Look through the material and copy each line holding "terrestres".

+---+

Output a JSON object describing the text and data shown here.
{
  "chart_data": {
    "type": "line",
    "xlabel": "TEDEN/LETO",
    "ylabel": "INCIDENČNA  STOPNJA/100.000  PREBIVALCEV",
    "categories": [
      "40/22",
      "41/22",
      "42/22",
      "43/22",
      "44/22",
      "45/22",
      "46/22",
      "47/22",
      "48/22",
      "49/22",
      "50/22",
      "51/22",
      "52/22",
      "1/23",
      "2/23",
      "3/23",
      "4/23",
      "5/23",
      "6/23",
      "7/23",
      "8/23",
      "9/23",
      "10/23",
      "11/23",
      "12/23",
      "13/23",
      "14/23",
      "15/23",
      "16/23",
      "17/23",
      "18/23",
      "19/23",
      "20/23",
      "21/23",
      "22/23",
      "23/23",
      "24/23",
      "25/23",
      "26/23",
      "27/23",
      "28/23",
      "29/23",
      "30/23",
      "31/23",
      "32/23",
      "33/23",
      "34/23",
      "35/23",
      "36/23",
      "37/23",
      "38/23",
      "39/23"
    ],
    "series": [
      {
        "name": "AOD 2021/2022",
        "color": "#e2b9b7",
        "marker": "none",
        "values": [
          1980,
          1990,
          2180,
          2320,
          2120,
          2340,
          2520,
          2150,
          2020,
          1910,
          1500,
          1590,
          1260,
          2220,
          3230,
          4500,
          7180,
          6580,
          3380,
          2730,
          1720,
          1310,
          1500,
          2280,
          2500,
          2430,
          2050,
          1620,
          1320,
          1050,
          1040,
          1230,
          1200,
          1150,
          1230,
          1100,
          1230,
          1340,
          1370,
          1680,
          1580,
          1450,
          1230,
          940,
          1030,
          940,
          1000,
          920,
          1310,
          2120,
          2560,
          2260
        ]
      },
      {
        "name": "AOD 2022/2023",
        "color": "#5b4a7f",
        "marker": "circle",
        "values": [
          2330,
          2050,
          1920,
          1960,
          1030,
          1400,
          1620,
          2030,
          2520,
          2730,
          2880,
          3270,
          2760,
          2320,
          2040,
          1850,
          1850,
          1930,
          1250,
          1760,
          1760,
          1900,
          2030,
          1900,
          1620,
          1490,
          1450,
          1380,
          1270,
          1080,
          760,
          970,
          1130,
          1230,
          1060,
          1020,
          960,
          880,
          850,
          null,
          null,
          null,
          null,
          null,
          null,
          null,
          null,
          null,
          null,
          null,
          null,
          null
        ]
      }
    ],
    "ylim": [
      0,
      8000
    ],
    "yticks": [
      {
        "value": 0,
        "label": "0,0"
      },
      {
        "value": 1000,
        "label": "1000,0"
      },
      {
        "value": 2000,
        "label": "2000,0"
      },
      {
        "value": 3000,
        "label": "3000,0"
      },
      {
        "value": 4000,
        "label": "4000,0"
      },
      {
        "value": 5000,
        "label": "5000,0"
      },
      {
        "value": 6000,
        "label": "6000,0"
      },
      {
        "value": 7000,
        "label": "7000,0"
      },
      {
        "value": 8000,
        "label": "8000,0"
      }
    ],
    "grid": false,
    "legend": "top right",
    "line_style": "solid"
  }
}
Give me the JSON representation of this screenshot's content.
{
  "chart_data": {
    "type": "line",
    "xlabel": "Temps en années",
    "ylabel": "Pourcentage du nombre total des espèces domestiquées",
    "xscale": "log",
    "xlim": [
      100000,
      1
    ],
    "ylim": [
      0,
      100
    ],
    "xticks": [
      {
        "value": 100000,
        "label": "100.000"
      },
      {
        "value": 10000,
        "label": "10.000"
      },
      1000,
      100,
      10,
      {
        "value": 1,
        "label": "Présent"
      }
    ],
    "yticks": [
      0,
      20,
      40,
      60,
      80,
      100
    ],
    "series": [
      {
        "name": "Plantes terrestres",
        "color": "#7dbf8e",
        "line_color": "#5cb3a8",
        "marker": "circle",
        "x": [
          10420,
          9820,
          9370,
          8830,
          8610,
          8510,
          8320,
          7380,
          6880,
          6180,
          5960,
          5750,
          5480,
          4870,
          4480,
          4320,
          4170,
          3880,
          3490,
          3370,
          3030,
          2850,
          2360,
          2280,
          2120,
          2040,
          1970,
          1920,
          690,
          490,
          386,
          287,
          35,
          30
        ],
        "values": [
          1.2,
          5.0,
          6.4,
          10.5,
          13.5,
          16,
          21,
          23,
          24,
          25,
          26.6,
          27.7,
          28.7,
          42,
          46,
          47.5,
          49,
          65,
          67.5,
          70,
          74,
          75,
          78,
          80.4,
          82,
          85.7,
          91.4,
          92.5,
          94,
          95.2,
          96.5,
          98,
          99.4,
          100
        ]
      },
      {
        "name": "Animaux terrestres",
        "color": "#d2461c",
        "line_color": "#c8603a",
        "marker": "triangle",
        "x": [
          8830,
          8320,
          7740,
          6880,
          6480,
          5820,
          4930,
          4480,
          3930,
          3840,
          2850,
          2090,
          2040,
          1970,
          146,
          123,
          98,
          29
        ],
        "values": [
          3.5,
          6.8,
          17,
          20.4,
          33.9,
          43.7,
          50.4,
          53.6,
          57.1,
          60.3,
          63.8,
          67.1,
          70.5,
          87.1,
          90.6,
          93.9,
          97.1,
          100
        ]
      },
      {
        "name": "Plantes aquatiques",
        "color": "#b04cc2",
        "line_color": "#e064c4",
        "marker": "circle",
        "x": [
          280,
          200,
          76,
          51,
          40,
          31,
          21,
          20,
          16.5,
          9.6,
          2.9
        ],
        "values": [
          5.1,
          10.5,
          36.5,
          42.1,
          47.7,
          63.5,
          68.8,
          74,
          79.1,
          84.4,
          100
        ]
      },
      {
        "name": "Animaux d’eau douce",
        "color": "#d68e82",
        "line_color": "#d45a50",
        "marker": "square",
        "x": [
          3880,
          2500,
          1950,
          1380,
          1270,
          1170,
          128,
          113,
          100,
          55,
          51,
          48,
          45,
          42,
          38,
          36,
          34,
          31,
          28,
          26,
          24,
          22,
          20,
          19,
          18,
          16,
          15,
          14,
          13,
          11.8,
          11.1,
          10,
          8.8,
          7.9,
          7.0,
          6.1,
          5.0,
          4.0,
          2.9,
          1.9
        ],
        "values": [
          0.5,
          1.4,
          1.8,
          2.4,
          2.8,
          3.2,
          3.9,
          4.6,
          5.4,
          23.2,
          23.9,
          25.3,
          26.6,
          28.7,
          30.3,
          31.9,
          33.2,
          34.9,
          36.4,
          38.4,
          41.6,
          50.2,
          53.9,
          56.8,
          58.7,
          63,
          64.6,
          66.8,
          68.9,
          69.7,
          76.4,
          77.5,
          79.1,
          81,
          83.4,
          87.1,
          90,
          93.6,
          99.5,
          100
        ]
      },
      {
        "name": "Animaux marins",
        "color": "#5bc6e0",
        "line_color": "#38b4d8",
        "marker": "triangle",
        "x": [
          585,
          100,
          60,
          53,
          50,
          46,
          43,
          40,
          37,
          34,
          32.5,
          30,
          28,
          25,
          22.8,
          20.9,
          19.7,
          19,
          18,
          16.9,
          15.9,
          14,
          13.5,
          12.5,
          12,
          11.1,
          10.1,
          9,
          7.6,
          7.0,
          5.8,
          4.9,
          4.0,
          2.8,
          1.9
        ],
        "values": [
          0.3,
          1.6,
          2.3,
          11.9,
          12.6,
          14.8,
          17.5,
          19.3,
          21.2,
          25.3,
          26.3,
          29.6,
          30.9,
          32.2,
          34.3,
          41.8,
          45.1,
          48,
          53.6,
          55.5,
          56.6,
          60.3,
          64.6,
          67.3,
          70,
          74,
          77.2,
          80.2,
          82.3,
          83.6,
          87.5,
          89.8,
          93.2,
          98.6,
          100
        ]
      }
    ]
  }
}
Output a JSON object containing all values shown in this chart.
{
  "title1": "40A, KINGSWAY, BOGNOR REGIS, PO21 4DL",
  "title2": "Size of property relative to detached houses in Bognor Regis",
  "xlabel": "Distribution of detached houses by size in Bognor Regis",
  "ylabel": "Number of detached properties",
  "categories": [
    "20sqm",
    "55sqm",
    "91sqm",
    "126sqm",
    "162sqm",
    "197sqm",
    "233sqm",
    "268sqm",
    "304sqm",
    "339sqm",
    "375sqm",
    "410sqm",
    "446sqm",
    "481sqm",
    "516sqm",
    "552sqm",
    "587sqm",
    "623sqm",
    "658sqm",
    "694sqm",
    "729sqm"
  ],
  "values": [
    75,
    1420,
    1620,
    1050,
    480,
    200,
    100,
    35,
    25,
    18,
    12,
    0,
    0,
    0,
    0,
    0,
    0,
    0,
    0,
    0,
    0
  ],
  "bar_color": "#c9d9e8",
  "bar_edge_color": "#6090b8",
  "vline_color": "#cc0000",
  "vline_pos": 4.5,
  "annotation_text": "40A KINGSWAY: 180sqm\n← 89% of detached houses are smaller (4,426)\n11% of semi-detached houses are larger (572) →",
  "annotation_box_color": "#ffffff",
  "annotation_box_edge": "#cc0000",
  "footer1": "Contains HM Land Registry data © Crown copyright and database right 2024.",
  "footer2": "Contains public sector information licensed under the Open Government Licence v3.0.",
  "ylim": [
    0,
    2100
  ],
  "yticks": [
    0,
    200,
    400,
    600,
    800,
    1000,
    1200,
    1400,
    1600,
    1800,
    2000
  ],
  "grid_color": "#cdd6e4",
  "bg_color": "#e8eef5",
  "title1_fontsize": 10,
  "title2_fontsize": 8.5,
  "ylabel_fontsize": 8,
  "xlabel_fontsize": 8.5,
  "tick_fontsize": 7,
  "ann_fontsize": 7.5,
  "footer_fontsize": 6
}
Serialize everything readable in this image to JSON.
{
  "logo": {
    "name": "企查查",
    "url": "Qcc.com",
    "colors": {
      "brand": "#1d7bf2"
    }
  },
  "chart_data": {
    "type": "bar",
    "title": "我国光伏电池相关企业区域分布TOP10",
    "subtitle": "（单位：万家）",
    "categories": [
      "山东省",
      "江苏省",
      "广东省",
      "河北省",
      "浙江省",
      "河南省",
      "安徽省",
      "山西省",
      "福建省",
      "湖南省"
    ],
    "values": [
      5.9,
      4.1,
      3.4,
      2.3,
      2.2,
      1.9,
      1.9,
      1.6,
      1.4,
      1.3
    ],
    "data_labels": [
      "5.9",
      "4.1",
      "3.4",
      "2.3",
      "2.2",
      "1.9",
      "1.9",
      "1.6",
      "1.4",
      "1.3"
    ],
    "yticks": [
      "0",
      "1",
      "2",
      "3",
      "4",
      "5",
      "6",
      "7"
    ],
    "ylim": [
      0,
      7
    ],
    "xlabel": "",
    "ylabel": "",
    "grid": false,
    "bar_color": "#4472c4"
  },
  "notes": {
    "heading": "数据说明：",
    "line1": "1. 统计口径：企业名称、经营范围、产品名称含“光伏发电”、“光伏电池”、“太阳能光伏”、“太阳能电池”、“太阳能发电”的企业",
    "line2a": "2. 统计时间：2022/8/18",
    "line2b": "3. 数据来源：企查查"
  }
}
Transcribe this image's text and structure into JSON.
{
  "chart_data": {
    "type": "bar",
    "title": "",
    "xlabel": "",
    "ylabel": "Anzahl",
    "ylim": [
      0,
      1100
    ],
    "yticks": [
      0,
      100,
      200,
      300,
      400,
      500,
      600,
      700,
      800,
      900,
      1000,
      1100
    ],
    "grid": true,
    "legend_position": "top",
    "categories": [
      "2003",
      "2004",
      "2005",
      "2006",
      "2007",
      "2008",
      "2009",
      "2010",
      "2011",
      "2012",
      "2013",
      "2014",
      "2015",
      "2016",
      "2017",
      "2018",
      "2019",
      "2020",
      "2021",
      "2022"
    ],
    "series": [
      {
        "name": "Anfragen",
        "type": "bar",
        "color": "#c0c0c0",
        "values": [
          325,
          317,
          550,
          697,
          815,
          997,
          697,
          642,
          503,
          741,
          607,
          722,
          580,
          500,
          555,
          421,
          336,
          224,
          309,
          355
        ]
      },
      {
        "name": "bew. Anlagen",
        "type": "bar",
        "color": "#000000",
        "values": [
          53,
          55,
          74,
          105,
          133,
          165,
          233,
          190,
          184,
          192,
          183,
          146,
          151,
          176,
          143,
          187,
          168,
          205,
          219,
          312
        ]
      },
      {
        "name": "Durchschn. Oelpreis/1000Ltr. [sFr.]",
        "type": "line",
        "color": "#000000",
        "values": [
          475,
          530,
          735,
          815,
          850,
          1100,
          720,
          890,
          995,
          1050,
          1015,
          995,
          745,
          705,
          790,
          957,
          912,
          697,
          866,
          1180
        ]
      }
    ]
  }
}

+---+

▸ ANSWER TO THE PROBLEM:
        "name": "Plantes terrestres",
        "name": "Animaux terrestres",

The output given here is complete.